Recorded data →
┏━━
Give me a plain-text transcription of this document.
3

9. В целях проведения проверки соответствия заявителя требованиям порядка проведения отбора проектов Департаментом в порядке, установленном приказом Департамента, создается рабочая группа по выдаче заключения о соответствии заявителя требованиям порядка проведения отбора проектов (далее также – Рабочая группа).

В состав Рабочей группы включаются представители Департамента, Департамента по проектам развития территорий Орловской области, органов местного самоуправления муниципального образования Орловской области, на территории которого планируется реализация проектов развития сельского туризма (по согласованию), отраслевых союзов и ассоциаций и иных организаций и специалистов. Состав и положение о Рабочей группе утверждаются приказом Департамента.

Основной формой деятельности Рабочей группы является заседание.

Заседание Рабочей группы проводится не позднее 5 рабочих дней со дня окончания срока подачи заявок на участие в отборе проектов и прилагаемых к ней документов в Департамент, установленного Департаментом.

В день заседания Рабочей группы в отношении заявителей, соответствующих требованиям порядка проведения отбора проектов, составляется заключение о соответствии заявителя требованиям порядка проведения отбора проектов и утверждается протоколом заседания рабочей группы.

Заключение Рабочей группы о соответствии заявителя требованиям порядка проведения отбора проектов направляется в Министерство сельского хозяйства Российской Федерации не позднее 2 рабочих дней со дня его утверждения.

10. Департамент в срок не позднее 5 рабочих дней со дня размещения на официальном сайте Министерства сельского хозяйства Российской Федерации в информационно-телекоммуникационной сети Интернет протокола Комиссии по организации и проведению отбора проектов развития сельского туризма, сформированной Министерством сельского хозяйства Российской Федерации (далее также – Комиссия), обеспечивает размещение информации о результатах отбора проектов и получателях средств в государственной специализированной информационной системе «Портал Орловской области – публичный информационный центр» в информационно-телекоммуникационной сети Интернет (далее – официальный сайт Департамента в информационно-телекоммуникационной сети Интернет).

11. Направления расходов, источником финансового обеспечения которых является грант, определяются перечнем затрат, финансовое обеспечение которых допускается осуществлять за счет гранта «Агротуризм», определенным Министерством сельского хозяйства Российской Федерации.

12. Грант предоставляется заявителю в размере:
┗━━
WHAT TO WORK ON → Using the records above, pull out each line where the word "является" occurs.

EXERCISE SOLUTION →
Основной формой деятельности Рабочей группы является заседание.
11. Направления расходов, источником финансового обеспечения которых является грант, определяются перечнем затрат, финансовое обеспечение которых допускается осуществлять за счет гранта «Агротуризм», определенным Министерством сельского хозяйства Российской Федерации.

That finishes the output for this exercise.